Count the lines below that contain the word "ondergrond". Give only the number.

Data provided -
——

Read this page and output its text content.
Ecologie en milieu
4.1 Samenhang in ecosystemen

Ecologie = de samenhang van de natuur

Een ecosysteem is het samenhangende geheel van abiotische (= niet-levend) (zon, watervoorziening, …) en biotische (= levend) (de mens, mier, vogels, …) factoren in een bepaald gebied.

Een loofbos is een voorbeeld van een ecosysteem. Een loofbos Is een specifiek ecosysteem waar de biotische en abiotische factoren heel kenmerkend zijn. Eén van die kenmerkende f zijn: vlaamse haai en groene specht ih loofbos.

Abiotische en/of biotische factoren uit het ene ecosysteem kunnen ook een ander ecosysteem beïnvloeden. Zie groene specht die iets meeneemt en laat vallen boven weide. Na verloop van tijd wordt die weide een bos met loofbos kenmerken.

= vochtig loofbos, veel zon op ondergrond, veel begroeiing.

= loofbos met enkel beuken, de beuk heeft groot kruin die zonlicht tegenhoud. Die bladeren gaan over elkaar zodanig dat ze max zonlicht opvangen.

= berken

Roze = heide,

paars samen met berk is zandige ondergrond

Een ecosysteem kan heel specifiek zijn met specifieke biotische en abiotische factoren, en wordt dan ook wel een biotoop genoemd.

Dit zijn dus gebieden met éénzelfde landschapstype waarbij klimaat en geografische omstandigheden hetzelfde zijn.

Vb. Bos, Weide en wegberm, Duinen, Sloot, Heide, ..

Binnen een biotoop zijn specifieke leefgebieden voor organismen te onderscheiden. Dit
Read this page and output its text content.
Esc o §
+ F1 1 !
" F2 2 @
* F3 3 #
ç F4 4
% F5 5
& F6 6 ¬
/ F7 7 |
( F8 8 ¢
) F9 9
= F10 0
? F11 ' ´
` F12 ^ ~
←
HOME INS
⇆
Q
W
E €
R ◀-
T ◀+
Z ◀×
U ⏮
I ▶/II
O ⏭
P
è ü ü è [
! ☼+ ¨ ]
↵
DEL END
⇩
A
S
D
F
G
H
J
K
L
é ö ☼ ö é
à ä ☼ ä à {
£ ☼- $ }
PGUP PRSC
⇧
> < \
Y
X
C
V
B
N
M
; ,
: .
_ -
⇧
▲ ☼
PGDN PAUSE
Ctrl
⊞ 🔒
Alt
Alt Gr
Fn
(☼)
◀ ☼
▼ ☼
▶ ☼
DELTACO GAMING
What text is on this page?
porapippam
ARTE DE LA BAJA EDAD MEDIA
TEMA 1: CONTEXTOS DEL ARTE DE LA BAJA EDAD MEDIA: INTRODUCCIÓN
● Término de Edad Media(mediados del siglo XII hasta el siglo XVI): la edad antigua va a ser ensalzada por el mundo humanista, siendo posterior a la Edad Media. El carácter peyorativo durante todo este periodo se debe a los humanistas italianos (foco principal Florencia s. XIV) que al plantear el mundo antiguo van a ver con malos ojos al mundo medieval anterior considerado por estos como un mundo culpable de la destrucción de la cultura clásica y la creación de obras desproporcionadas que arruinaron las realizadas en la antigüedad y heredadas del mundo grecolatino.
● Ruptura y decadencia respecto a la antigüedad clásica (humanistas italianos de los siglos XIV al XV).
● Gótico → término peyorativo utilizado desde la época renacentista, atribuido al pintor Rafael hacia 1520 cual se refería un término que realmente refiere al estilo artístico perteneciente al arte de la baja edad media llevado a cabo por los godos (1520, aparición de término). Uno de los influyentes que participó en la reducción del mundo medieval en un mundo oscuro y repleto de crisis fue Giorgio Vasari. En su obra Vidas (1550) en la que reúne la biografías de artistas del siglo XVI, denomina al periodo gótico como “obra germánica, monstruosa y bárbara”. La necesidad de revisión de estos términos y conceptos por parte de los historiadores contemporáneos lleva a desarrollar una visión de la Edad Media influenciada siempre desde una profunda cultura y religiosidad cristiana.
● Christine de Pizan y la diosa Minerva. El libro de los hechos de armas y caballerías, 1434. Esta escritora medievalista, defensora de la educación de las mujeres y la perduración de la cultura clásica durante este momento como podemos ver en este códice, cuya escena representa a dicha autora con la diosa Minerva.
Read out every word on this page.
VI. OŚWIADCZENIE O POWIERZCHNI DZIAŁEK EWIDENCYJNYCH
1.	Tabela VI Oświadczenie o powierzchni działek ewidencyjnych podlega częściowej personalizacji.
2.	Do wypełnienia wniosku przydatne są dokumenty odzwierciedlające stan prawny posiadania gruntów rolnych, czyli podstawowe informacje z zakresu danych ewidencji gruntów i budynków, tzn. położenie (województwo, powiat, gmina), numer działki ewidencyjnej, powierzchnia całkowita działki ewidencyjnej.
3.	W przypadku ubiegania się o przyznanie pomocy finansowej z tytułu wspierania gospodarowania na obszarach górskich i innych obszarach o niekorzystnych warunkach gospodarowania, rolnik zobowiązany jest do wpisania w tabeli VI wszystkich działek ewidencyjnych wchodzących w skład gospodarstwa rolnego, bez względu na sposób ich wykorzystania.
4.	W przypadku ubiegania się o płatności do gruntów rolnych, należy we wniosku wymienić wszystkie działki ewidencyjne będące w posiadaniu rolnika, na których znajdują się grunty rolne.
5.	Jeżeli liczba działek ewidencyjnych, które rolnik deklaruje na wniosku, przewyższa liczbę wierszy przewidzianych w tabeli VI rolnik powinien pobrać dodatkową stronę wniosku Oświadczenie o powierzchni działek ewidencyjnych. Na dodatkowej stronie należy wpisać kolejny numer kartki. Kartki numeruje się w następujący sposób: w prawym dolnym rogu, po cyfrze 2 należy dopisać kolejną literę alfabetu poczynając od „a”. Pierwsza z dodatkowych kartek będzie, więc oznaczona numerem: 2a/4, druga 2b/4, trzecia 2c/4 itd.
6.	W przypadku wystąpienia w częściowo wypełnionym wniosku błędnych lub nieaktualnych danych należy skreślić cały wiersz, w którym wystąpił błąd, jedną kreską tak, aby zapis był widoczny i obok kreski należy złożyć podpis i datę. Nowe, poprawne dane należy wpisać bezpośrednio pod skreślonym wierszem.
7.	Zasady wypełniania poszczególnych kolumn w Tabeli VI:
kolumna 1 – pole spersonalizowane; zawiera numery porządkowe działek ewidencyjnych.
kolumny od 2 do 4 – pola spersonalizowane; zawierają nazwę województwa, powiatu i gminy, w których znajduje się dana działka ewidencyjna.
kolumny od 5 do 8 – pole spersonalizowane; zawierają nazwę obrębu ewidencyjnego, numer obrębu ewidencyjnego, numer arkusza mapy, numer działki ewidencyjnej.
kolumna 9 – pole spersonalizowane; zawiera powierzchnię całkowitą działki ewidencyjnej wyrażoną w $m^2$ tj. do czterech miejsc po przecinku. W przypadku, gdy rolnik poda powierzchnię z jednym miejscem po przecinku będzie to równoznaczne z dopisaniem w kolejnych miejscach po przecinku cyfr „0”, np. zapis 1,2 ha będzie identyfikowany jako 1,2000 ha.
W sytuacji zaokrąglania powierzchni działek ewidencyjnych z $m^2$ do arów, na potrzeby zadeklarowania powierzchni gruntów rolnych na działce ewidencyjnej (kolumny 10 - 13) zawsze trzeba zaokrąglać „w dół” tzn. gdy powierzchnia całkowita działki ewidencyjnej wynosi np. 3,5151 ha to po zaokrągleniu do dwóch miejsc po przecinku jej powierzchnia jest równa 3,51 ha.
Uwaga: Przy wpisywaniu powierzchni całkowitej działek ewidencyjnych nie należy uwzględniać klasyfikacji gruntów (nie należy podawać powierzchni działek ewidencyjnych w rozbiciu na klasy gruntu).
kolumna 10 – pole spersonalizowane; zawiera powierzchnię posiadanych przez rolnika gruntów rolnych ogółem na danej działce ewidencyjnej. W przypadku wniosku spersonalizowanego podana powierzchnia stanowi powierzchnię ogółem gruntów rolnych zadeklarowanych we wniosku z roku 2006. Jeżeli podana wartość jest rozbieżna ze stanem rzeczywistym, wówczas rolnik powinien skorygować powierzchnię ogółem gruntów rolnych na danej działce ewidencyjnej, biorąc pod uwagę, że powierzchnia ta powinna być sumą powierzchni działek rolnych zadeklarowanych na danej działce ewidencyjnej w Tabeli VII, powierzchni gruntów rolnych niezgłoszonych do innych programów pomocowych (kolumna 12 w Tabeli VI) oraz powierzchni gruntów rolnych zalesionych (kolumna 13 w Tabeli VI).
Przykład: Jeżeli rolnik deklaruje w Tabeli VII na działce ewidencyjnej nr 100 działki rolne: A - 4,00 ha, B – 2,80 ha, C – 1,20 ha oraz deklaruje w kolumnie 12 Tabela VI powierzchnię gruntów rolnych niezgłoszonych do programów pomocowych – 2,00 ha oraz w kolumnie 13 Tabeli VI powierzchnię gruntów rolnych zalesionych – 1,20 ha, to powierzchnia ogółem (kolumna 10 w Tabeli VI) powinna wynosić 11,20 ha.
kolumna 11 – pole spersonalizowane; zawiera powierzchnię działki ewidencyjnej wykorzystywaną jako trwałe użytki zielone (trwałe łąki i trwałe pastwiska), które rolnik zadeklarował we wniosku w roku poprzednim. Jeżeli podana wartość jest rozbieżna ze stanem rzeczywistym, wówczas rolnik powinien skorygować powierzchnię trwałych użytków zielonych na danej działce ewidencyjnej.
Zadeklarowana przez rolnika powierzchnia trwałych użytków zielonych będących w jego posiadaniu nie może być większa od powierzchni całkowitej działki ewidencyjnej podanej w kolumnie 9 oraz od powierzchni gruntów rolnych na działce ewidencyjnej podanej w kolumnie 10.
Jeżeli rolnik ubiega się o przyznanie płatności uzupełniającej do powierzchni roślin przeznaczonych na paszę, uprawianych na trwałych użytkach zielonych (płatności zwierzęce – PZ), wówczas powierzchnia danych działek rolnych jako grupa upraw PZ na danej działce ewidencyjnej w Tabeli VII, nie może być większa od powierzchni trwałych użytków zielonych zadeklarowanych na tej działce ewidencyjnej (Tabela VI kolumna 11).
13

——

Complete response - 2